◆ Problem requirements:
Determine how many lines of the entries contain "marker". Reply with that number alone.

.....

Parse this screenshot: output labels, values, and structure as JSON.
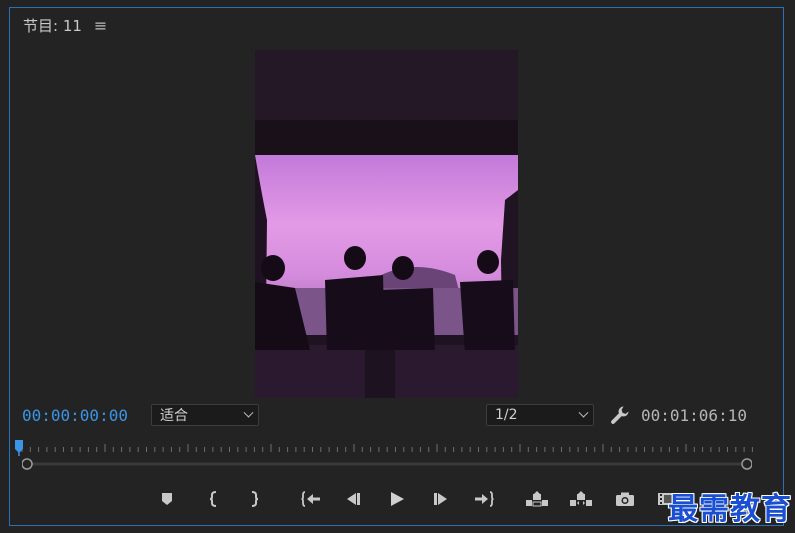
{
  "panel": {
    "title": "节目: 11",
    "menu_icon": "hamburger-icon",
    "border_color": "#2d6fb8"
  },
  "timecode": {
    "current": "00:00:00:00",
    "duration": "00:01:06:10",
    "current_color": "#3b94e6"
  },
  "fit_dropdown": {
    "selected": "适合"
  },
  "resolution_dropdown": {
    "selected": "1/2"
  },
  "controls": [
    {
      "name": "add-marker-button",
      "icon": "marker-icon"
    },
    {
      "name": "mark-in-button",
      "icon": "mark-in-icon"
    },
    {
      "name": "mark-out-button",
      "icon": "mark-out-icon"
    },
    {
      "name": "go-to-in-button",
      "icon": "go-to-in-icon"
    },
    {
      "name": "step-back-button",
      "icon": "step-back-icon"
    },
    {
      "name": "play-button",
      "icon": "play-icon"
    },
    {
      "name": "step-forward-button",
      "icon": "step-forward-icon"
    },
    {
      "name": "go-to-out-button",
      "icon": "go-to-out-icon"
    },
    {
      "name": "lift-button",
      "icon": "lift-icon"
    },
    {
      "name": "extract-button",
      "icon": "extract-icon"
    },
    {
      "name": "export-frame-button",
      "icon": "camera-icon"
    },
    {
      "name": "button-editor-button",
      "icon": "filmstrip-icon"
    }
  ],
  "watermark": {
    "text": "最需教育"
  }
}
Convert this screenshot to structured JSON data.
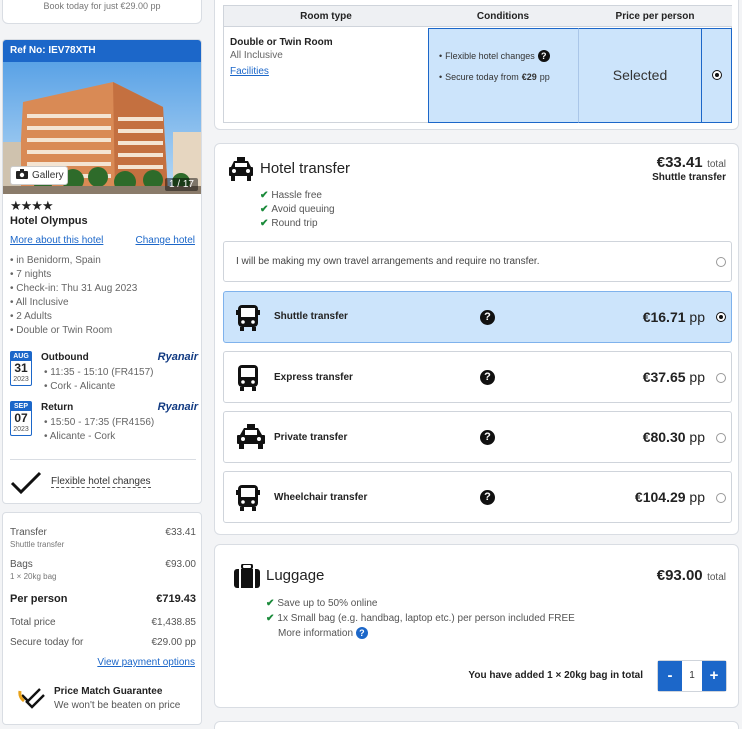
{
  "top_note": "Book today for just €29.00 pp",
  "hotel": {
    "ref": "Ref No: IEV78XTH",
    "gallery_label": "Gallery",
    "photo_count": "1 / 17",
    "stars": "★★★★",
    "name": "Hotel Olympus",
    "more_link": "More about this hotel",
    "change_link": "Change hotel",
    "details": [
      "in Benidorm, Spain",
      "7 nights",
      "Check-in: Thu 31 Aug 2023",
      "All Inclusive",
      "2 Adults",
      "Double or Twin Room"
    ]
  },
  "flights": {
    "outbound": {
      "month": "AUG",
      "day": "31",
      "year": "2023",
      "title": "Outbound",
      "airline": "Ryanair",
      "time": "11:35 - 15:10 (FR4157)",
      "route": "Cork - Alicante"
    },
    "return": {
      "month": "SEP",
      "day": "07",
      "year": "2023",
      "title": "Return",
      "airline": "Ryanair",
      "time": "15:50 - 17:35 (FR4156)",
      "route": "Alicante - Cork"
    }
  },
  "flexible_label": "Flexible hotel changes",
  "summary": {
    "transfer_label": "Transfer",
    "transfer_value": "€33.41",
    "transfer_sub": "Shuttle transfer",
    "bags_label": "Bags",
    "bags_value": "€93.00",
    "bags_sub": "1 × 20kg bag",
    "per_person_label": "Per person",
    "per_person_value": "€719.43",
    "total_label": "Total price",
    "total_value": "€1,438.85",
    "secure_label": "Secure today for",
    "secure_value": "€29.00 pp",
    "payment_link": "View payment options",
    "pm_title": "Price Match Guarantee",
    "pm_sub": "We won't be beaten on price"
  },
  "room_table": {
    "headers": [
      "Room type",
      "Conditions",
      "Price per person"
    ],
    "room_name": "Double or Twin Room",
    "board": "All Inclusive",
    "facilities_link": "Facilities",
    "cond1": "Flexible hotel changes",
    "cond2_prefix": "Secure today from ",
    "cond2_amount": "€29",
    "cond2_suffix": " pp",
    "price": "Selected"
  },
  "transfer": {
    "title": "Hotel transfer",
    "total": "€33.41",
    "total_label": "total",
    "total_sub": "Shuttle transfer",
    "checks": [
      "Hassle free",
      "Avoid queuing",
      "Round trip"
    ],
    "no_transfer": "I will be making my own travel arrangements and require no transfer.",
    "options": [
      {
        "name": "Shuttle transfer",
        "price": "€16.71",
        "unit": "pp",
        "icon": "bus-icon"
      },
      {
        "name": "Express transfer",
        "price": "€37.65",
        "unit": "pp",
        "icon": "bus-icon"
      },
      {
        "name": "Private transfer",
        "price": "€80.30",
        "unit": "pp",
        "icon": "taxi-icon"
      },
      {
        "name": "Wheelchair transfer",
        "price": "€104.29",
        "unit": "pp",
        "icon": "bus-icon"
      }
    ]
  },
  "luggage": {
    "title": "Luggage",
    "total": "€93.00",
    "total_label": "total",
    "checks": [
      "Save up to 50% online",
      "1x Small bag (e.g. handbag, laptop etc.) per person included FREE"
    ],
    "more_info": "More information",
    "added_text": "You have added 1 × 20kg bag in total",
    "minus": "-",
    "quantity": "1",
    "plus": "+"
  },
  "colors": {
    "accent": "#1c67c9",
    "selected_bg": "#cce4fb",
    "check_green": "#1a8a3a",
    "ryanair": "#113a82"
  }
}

.....

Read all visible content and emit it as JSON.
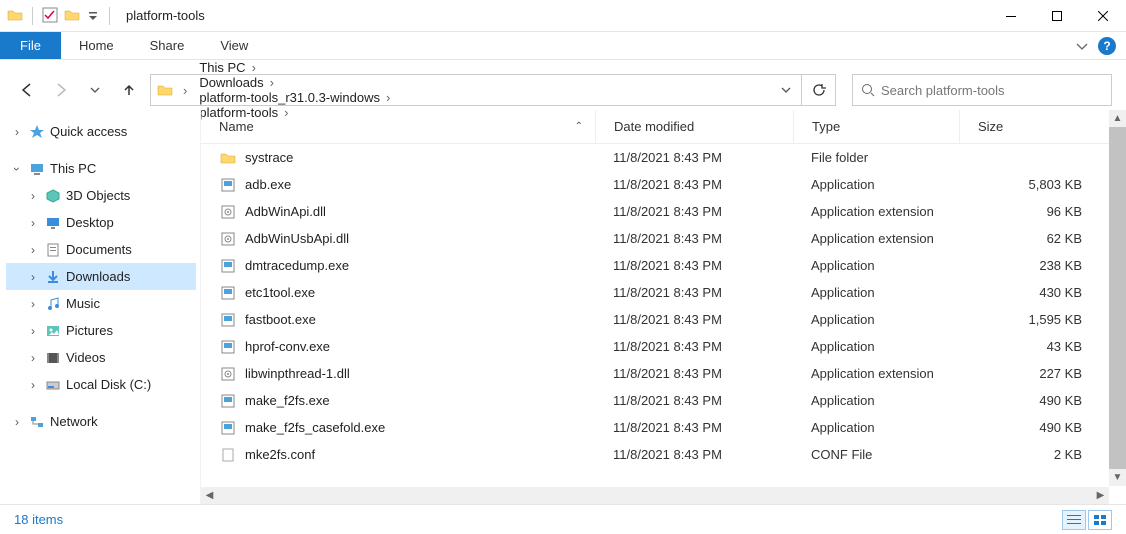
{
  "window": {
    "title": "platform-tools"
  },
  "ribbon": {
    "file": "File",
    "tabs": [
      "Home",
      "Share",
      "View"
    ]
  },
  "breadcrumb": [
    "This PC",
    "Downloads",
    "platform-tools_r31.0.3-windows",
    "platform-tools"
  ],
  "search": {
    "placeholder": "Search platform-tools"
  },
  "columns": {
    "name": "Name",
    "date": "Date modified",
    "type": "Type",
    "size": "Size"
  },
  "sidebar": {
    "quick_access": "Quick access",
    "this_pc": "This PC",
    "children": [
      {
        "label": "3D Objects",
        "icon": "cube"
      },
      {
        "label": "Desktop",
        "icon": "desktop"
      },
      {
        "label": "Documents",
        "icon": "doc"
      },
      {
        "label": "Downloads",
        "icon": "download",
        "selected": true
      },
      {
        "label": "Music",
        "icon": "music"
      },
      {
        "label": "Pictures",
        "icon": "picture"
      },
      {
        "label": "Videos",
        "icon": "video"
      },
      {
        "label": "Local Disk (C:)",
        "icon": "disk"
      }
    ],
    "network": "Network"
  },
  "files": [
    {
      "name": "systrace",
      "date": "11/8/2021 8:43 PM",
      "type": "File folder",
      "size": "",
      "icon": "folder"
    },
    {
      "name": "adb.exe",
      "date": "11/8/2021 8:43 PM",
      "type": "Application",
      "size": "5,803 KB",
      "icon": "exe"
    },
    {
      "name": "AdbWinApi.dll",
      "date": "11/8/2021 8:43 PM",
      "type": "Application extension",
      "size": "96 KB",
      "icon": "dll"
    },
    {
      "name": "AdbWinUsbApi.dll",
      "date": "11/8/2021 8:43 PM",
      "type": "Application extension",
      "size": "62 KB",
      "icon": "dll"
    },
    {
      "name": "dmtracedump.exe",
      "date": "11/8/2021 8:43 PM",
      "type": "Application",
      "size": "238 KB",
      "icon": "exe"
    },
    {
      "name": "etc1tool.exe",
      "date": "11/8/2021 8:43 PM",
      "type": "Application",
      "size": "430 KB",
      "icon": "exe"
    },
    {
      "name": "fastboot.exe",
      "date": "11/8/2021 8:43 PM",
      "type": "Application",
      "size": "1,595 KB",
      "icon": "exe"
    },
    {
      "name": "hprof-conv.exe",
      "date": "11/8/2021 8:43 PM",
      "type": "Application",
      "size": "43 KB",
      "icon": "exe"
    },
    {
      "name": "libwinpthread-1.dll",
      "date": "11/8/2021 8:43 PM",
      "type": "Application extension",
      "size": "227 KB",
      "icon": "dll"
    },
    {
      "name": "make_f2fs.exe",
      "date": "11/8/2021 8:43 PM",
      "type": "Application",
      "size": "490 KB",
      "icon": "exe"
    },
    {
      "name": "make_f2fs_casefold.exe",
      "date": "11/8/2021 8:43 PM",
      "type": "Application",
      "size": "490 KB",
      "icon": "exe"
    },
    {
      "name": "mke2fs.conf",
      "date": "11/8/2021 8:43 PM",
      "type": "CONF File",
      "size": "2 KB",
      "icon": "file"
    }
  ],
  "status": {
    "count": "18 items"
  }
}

.....

◆ Output:
2